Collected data
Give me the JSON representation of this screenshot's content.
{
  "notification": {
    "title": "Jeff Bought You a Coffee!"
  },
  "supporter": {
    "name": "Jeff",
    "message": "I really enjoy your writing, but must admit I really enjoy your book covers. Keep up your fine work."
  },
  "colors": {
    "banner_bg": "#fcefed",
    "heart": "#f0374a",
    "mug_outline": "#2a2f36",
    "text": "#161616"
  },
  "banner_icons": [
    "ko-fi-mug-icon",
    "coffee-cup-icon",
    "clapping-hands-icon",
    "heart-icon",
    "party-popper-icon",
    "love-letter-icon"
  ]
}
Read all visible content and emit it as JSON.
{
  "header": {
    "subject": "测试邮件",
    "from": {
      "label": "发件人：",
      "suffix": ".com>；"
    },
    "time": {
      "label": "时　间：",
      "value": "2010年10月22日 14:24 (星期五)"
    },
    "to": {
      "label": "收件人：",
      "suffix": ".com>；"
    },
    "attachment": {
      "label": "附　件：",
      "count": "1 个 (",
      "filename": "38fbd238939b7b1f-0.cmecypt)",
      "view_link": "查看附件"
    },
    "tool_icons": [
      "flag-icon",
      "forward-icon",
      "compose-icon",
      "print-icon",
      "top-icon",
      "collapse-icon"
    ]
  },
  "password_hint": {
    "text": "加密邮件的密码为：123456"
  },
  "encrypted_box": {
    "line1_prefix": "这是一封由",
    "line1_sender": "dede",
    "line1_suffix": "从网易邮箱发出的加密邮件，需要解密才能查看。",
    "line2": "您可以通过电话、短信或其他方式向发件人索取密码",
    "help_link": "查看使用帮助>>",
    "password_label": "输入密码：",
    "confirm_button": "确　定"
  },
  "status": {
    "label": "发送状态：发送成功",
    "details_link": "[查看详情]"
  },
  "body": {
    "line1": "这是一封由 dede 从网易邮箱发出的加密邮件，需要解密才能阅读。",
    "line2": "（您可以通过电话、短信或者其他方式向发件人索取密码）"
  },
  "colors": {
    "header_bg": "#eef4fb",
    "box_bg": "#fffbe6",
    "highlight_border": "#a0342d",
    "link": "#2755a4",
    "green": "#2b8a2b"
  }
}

**SET TASK**
Show the data once more, exactly as it was written.

**SOLUTION TO THIS EXERCISE**
Give me the JSON representation of this screenshot's content.
{
  "notification": {
    "title": "Jeff Bought You a Coffee!"
  },
  "supporter": {
    "name": "Jeff",
    "message": "I really enjoy your writing, but must admit I really enjoy your book covers. Keep up your fine work."
  },
  "colors": {
    "banner_bg": "#fcefed",
    "heart": "#f0374a",
    "mug_outline": "#2a2f36",
    "text": "#161616"
  },
  "banner_icons": [
    "ko-fi-mug-icon",
    "coffee-cup-icon",
    "clapping-hands-icon",
    "heart-icon",
    "party-popper-icon",
    "love-letter-icon"
  ]
}
Read all visible content and emit it as JSON.
{
  "header": {
    "subject": "测试邮件",
    "from": {
      "label": "发件人：",
      "suffix": ".com>；"
    },
    "time": {
      "label": "时　间：",
      "value": "2010年10月22日 14:24 (星期五)"
    },
    "to": {
      "label": "收件人：",
      "suffix": ".com>；"
    },
    "attachment": {
      "label": "附　件：",
      "count": "1 个 (",
      "filename": "38fbd238939b7b1f-0.cmecypt)",
      "view_link": "查看附件"
    },
    "tool_icons": [
      "flag-icon",
      "forward-icon",
      "compose-icon",
      "print-icon",
      "top-icon",
      "collapse-icon"
    ]
  },
  "password_hint": {
    "text": "加密邮件的密码为：123456"
  },
  "encrypted_box": {
    "line1_prefix": "这是一封由",
    "line1_sender": "dede",
    "line1_suffix": "从网易邮箱发出的加密邮件，需要解密才能查看。",
    "line2": "您可以通过电话、短信或其他方式向发件人索取密码",
    "help_link": "查看使用帮助>>",
    "password_label": "输入密码：",
    "confirm_button": "确　定"
  },
  "status": {
    "label": "发送状态：发送成功",
    "details_link": "[查看详情]"
  },
  "body": {
    "line1": "这是一封由 dede 从网易邮箱发出的加密邮件，需要解密才能阅读。",
    "line2": "（您可以通过电话、短信或者其他方式向发件人索取密码）"
  },
  "colors": {
    "header_bg": "#eef4fb",
    "box_bg": "#fffbe6",
    "highlight_border": "#a0342d",
    "link": "#2755a4",
    "green": "#2b8a2b"
  }
}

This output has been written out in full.